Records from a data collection
- - -
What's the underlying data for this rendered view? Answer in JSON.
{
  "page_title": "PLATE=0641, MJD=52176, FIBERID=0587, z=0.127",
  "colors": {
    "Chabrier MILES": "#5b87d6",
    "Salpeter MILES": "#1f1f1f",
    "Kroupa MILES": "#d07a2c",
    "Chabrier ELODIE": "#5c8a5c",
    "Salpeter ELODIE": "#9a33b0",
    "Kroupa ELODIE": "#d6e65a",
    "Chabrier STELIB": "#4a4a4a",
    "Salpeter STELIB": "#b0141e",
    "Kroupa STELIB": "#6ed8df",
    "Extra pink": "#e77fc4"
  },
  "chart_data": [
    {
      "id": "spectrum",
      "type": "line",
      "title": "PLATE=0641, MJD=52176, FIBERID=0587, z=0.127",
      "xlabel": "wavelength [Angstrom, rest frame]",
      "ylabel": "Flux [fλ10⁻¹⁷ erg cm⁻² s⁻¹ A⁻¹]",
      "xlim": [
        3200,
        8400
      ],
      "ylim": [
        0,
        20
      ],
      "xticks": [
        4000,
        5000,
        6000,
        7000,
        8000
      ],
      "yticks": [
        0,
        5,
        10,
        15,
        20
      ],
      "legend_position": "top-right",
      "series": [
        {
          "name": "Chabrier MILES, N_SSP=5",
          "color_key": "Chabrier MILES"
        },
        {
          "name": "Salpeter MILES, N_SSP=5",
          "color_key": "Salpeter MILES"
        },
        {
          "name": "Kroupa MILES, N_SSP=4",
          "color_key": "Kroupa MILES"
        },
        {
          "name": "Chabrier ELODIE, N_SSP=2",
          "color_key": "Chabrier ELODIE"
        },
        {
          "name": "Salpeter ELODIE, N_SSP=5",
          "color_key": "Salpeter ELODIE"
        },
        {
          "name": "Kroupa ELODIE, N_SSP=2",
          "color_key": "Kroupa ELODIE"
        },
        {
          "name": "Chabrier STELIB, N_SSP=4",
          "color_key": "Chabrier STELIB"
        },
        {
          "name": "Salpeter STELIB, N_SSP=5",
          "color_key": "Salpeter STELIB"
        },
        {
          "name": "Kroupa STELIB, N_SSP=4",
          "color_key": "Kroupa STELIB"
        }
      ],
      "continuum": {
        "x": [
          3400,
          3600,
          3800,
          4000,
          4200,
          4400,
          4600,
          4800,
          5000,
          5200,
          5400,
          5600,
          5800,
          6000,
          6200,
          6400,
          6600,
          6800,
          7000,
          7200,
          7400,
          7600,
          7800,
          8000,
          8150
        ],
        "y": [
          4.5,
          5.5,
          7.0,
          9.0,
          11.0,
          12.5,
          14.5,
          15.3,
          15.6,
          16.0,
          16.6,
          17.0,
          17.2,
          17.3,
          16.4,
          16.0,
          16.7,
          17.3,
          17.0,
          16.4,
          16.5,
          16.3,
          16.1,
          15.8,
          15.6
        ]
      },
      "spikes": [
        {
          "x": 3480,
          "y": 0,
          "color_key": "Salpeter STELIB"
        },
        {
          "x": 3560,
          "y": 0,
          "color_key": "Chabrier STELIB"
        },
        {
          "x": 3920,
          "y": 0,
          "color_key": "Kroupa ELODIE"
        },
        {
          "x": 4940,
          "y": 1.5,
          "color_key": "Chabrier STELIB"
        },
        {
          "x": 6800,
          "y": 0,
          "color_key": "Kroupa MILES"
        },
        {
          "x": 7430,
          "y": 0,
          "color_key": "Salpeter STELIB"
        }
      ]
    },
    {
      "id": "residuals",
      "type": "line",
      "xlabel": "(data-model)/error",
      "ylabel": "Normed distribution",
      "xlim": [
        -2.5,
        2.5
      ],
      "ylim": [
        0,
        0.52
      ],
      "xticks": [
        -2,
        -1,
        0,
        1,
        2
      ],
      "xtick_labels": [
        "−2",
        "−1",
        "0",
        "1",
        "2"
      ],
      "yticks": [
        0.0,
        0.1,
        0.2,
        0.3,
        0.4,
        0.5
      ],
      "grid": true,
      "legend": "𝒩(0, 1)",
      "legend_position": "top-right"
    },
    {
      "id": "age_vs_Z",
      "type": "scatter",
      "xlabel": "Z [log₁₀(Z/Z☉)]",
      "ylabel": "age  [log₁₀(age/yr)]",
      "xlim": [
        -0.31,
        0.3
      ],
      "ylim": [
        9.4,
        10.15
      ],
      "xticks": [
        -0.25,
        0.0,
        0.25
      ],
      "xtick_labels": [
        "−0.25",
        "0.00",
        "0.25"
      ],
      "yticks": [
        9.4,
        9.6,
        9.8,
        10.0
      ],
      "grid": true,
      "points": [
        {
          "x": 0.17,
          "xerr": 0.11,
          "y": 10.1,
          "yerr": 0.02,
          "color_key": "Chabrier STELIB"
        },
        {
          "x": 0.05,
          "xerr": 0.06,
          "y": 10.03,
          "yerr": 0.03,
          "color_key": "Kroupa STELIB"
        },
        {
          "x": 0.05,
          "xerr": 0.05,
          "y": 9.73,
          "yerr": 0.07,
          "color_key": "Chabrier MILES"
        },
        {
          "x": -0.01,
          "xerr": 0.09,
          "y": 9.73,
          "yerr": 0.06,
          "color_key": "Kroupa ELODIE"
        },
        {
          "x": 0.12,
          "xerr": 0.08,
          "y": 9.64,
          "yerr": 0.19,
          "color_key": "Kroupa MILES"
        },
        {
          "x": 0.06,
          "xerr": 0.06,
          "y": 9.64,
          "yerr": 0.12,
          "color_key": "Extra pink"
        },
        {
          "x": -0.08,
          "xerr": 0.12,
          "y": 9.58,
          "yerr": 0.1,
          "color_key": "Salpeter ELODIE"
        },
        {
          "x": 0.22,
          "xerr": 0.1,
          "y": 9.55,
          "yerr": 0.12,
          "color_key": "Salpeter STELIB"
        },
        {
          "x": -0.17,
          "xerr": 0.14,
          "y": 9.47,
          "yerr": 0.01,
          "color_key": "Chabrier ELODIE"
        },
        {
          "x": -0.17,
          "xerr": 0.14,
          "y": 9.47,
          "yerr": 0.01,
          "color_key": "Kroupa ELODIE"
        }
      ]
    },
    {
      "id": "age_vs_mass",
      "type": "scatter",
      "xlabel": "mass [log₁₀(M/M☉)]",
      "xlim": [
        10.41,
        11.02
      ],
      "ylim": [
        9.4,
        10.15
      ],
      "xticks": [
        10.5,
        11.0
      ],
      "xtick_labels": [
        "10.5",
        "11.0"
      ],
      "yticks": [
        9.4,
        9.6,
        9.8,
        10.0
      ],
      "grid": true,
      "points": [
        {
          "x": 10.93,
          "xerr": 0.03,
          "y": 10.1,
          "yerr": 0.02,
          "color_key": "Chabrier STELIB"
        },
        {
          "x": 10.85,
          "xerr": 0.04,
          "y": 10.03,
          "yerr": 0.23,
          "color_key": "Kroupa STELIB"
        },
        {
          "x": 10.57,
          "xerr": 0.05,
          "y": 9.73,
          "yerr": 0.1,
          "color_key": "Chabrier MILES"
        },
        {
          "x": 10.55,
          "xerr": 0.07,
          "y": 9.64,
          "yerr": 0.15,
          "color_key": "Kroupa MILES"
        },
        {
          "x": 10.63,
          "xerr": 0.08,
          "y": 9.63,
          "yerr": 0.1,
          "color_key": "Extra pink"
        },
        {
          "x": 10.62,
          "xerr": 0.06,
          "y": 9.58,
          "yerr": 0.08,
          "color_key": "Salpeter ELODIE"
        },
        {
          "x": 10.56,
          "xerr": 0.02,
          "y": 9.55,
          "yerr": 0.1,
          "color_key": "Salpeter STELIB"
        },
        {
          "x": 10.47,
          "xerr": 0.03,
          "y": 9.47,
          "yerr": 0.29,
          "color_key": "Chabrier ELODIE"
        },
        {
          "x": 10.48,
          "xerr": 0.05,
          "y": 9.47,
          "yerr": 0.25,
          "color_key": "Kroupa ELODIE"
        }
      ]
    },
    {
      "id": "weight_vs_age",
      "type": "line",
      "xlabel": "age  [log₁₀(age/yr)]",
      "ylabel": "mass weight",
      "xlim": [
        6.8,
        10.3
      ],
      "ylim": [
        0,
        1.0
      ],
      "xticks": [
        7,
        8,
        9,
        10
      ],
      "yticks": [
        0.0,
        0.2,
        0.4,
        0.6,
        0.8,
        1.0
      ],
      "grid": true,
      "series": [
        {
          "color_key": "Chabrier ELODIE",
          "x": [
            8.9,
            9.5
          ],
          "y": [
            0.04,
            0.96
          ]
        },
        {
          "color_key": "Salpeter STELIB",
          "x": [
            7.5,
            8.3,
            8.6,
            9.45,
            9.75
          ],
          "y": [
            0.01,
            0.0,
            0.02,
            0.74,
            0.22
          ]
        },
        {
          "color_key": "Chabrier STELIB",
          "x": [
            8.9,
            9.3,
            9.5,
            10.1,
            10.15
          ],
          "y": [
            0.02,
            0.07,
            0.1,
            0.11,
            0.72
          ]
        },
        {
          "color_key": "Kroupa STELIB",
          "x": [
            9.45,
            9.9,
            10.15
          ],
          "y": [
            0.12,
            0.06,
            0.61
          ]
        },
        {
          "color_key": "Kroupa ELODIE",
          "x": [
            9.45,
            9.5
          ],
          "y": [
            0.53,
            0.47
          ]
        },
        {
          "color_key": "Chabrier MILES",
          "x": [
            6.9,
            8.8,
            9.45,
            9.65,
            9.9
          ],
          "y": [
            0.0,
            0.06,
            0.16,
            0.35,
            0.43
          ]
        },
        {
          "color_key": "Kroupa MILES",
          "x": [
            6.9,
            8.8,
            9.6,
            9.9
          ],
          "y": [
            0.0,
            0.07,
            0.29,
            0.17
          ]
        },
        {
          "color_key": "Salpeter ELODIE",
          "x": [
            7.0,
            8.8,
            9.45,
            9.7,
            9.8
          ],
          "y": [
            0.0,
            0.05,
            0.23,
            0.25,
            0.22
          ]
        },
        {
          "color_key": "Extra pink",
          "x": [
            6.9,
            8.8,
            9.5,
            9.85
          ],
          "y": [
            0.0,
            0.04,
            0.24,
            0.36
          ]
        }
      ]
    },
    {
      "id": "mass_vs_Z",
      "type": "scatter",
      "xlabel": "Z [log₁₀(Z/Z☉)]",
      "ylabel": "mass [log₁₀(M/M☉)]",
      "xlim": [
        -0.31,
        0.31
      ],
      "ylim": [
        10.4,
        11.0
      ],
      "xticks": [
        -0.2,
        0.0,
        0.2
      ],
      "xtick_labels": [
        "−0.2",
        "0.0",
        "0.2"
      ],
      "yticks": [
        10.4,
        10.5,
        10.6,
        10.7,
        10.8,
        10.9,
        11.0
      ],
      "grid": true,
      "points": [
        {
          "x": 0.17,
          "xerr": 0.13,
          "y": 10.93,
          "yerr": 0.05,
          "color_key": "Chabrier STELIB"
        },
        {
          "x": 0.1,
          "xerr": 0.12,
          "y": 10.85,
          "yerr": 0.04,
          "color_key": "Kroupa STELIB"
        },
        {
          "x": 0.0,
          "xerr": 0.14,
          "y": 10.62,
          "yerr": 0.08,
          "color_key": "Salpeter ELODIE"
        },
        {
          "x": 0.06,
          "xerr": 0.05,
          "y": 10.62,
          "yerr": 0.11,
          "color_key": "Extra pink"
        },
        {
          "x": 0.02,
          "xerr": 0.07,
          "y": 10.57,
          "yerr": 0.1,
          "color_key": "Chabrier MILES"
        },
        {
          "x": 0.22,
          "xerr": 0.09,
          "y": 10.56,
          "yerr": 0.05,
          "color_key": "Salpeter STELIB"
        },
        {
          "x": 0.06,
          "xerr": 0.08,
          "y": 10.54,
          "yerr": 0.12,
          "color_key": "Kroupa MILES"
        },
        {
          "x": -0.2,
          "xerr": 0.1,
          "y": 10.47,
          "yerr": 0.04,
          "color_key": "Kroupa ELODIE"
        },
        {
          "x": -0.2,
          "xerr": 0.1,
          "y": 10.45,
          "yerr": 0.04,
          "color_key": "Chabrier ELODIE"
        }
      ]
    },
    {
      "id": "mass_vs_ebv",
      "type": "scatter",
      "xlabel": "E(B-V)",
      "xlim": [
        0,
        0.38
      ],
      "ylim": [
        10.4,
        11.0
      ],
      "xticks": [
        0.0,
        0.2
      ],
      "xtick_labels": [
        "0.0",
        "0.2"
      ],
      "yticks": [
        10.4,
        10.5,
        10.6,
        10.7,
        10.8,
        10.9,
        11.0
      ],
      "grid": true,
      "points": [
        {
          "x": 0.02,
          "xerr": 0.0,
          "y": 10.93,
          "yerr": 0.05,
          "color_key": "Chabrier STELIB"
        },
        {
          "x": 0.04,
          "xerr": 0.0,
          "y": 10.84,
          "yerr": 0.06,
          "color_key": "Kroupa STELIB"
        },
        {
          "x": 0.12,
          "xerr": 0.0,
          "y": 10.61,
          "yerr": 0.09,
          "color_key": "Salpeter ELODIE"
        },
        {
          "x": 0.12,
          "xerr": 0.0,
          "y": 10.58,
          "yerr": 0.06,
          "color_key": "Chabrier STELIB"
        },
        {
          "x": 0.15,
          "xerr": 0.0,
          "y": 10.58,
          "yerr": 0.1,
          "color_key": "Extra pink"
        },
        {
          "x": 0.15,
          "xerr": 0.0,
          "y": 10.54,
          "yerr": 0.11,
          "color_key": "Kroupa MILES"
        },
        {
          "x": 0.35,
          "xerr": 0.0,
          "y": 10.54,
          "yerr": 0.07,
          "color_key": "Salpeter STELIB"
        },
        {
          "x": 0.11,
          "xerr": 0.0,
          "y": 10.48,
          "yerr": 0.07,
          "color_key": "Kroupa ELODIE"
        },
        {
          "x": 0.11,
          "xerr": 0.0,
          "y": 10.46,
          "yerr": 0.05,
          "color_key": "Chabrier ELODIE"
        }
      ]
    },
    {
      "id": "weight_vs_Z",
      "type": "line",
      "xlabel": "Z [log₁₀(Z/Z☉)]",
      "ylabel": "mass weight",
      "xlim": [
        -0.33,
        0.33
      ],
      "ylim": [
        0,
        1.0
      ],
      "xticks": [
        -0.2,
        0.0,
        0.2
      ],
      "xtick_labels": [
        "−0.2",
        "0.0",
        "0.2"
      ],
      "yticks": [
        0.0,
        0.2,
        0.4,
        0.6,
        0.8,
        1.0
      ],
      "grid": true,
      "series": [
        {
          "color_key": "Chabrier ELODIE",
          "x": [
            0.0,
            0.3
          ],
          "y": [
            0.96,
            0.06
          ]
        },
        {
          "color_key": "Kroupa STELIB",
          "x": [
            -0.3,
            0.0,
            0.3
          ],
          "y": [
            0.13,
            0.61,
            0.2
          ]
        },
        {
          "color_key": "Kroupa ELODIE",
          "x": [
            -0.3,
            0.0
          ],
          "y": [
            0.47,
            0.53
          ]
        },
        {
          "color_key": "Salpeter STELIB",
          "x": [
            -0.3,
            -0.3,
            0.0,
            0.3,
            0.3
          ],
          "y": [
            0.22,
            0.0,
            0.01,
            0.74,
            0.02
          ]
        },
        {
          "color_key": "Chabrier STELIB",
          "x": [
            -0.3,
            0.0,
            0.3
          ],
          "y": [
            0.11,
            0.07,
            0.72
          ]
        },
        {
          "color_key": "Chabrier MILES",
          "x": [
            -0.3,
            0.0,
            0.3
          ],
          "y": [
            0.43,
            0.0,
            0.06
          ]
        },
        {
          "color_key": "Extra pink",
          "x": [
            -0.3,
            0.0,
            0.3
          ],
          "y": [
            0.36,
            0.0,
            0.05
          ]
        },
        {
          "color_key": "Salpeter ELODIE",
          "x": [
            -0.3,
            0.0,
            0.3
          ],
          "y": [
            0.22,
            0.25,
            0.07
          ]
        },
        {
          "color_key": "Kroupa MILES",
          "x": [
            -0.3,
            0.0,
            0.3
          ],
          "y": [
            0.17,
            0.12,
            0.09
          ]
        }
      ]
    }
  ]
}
- - -
-- WHAT THIS TASK INVOLVES --
Select the lines from the entries that include the word "PLATE".

-- RESULT FOR THIS EXERCISE --
  "page_title": "PLATE=0641, MJD=52176, FIBERID=0587, z=0.127",
      "title": "PLATE=0641, MJD=52176, FIBERID=0587, z=0.127",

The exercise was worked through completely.